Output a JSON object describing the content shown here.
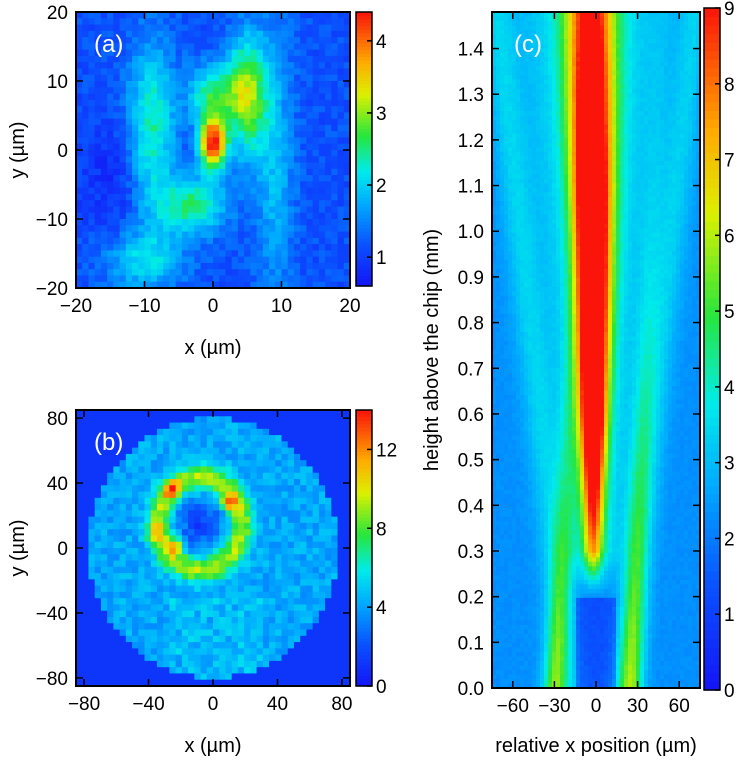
{
  "chart_data": [
    {
      "id": "a",
      "type": "heatmap",
      "panel_label": "(a)",
      "xlabel": "x (µm)",
      "ylabel": "y (µm)",
      "xlim": [
        -20,
        20
      ],
      "ylim": [
        -20,
        20
      ],
      "x_ticks": [
        -20,
        -10,
        0,
        10,
        20
      ],
      "y_ticks": [
        -20,
        -10,
        0,
        10,
        20
      ],
      "x_tick_labels": [
        "−20",
        "−10",
        "0",
        "10",
        "20"
      ],
      "y_tick_labels": [
        "−20",
        "−10",
        "0",
        "10",
        "20"
      ],
      "colorbar": {
        "range": [
          0.6,
          4.4
        ],
        "ticks": [
          1,
          2,
          3,
          4
        ],
        "tick_labels": [
          "1",
          "2",
          "3",
          "4"
        ]
      },
      "features": [
        {
          "shape": "spot",
          "x": 0,
          "y": 1,
          "value": 4.4
        },
        {
          "shape": "spot",
          "x": 0,
          "y": 8,
          "value": 2.6
        },
        {
          "shape": "band",
          "x": -9,
          "y": 2,
          "value": 1.7
        },
        {
          "shape": "band",
          "x": 5,
          "y": 8,
          "value": 2.3
        },
        {
          "shape": "spot",
          "x": -3,
          "y": -8,
          "value": 2.3
        },
        {
          "shape": "spot",
          "x": -10,
          "y": -16,
          "value": 1.8
        },
        {
          "shape": "band",
          "x": 9,
          "y": -2,
          "value": 1.6
        }
      ]
    },
    {
      "id": "b",
      "type": "heatmap",
      "panel_label": "(b)",
      "xlabel": "x (µm)",
      "ylabel": "y (µm)",
      "xlim": [
        -85,
        85
      ],
      "ylim": [
        -85,
        85
      ],
      "x_ticks": [
        -80,
        -40,
        0,
        40,
        80
      ],
      "y_ticks": [
        -80,
        -40,
        0,
        40,
        80
      ],
      "x_tick_labels": [
        "−80",
        "−40",
        "0",
        "40",
        "80"
      ],
      "y_tick_labels": [
        "−80",
        "−40",
        "0",
        "40",
        "80"
      ],
      "colorbar": {
        "range": [
          0,
          14
        ],
        "ticks": [
          0,
          4,
          8,
          12
        ],
        "tick_labels": [
          "0",
          "4",
          "8",
          "12"
        ]
      },
      "features": [
        {
          "shape": "ring",
          "x": -8,
          "y": 15,
          "radius": 22,
          "value": 8
        },
        {
          "shape": "spot",
          "x": -26,
          "y": 36,
          "value": 11
        },
        {
          "shape": "spot",
          "x": 10,
          "y": 28,
          "value": 14
        },
        {
          "shape": "spot",
          "x": -24,
          "y": 1,
          "value": 11
        },
        {
          "shape": "spot",
          "x": -36,
          "y": 10,
          "value": 10
        },
        {
          "shape": "background",
          "value": 4
        }
      ]
    },
    {
      "id": "c",
      "type": "heatmap",
      "panel_label": "(c)",
      "xlabel": "relative x position (µm)",
      "ylabel": "height above the chip (mm)",
      "xlim": [
        -75,
        75
      ],
      "ylim": [
        0,
        1.48
      ],
      "x_ticks": [
        -60,
        -30,
        0,
        30,
        60
      ],
      "y_ticks": [
        0.0,
        0.1,
        0.2,
        0.3,
        0.4,
        0.5,
        0.6,
        0.7,
        0.8,
        0.9,
        1.0,
        1.1,
        1.2,
        1.3,
        1.4
      ],
      "x_tick_labels": [
        "−60",
        "−30",
        "0",
        "30",
        "60"
      ],
      "y_tick_labels": [
        "0.0",
        "0.1",
        "0.2",
        "0.3",
        "0.4",
        "0.5",
        "0.6",
        "0.7",
        "0.8",
        "0.9",
        "1.0",
        "1.1",
        "1.2",
        "1.3",
        "1.4"
      ],
      "colorbar": {
        "range": [
          0,
          9
        ],
        "ticks": [
          0,
          1,
          2,
          3,
          4,
          5,
          6,
          7,
          8,
          9
        ],
        "tick_labels": [
          "0",
          "1",
          "2",
          "3",
          "4",
          "5",
          "6",
          "7",
          "8",
          "9"
        ]
      },
      "features": [
        {
          "shape": "beam",
          "height_mm": 0.2,
          "x": 0,
          "value": 5.5
        },
        {
          "shape": "beam",
          "height_mm": 0.6,
          "x": 0,
          "value": 8.5
        },
        {
          "shape": "beam",
          "height_mm": 1.0,
          "x": -2,
          "value": 8.5
        },
        {
          "shape": "beam",
          "height_mm": 1.4,
          "x": -7,
          "value": 6
        },
        {
          "shape": "side_lobe",
          "height_mm": 0.0,
          "x": -30,
          "value": 5
        },
        {
          "shape": "side_lobe",
          "height_mm": 0.0,
          "x": 25,
          "value": 5
        }
      ]
    }
  ]
}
================
WHAT IS NEEDED » Reproduce every record word for word. The copy must contain no pictures.

REPLY »
Output a JSON object describing the content shown here.
{
  "chart_data": [
    {
      "id": "a",
      "type": "heatmap",
      "panel_label": "(a)",
      "xlabel": "x (µm)",
      "ylabel": "y (µm)",
      "xlim": [
        -20,
        20
      ],
      "ylim": [
        -20,
        20
      ],
      "x_ticks": [
        -20,
        -10,
        0,
        10,
        20
      ],
      "y_ticks": [
        -20,
        -10,
        0,
        10,
        20
      ],
      "x_tick_labels": [
        "−20",
        "−10",
        "0",
        "10",
        "20"
      ],
      "y_tick_labels": [
        "−20",
        "−10",
        "0",
        "10",
        "20"
      ],
      "colorbar": {
        "range": [
          0.6,
          4.4
        ],
        "ticks": [
          1,
          2,
          3,
          4
        ],
        "tick_labels": [
          "1",
          "2",
          "3",
          "4"
        ]
      },
      "features": [
        {
          "shape": "spot",
          "x": 0,
          "y": 1,
          "value": 4.4
        },
        {
          "shape": "spot",
          "x": 0,
          "y": 8,
          "value": 2.6
        },
        {
          "shape": "band",
          "x": -9,
          "y": 2,
          "value": 1.7
        },
        {
          "shape": "band",
          "x": 5,
          "y": 8,
          "value": 2.3
        },
        {
          "shape": "spot",
          "x": -3,
          "y": -8,
          "value": 2.3
        },
        {
          "shape": "spot",
          "x": -10,
          "y": -16,
          "value": 1.8
        },
        {
          "shape": "band",
          "x": 9,
          "y": -2,
          "value": 1.6
        }
      ]
    },
    {
      "id": "b",
      "type": "heatmap",
      "panel_label": "(b)",
      "xlabel": "x (µm)",
      "ylabel": "y (µm)",
      "xlim": [
        -85,
        85
      ],
      "ylim": [
        -85,
        85
      ],
      "x_ticks": [
        -80,
        -40,
        0,
        40,
        80
      ],
      "y_ticks": [
        -80,
        -40,
        0,
        40,
        80
      ],
      "x_tick_labels": [
        "−80",
        "−40",
        "0",
        "40",
        "80"
      ],
      "y_tick_labels": [
        "−80",
        "−40",
        "0",
        "40",
        "80"
      ],
      "colorbar": {
        "range": [
          0,
          14
        ],
        "ticks": [
          0,
          4,
          8,
          12
        ],
        "tick_labels": [
          "0",
          "4",
          "8",
          "12"
        ]
      },
      "features": [
        {
          "shape": "ring",
          "x": -8,
          "y": 15,
          "radius": 22,
          "value": 8
        },
        {
          "shape": "spot",
          "x": -26,
          "y": 36,
          "value": 11
        },
        {
          "shape": "spot",
          "x": 10,
          "y": 28,
          "value": 14
        },
        {
          "shape": "spot",
          "x": -24,
          "y": 1,
          "value": 11
        },
        {
          "shape": "spot",
          "x": -36,
          "y": 10,
          "value": 10
        },
        {
          "shape": "background",
          "value": 4
        }
      ]
    },
    {
      "id": "c",
      "type": "heatmap",
      "panel_label": "(c)",
      "xlabel": "relative x position (µm)",
      "ylabel": "height above the chip (mm)",
      "xlim": [
        -75,
        75
      ],
      "ylim": [
        0,
        1.48
      ],
      "x_ticks": [
        -60,
        -30,
        0,
        30,
        60
      ],
      "y_ticks": [
        0.0,
        0.1,
        0.2,
        0.3,
        0.4,
        0.5,
        0.6,
        0.7,
        0.8,
        0.9,
        1.0,
        1.1,
        1.2,
        1.3,
        1.4
      ],
      "x_tick_labels": [
        "−60",
        "−30",
        "0",
        "30",
        "60"
      ],
      "y_tick_labels": [
        "0.0",
        "0.1",
        "0.2",
        "0.3",
        "0.4",
        "0.5",
        "0.6",
        "0.7",
        "0.8",
        "0.9",
        "1.0",
        "1.1",
        "1.2",
        "1.3",
        "1.4"
      ],
      "colorbar": {
        "range": [
          0,
          9
        ],
        "ticks": [
          0,
          1,
          2,
          3,
          4,
          5,
          6,
          7,
          8,
          9
        ],
        "tick_labels": [
          "0",
          "1",
          "2",
          "3",
          "4",
          "5",
          "6",
          "7",
          "8",
          "9"
        ]
      },
      "features": [
        {
          "shape": "beam",
          "height_mm": 0.2,
          "x": 0,
          "value": 5.5
        },
        {
          "shape": "beam",
          "height_mm": 0.6,
          "x": 0,
          "value": 8.5
        },
        {
          "shape": "beam",
          "height_mm": 1.0,
          "x": -2,
          "value": 8.5
        },
        {
          "shape": "beam",
          "height_mm": 1.4,
          "x": -7,
          "value": 6
        },
        {
          "shape": "side_lobe",
          "height_mm": 0.0,
          "x": -30,
          "value": 5
        },
        {
          "shape": "side_lobe",
          "height_mm": 0.0,
          "x": 25,
          "value": 5
        }
      ]
    }
  ]
}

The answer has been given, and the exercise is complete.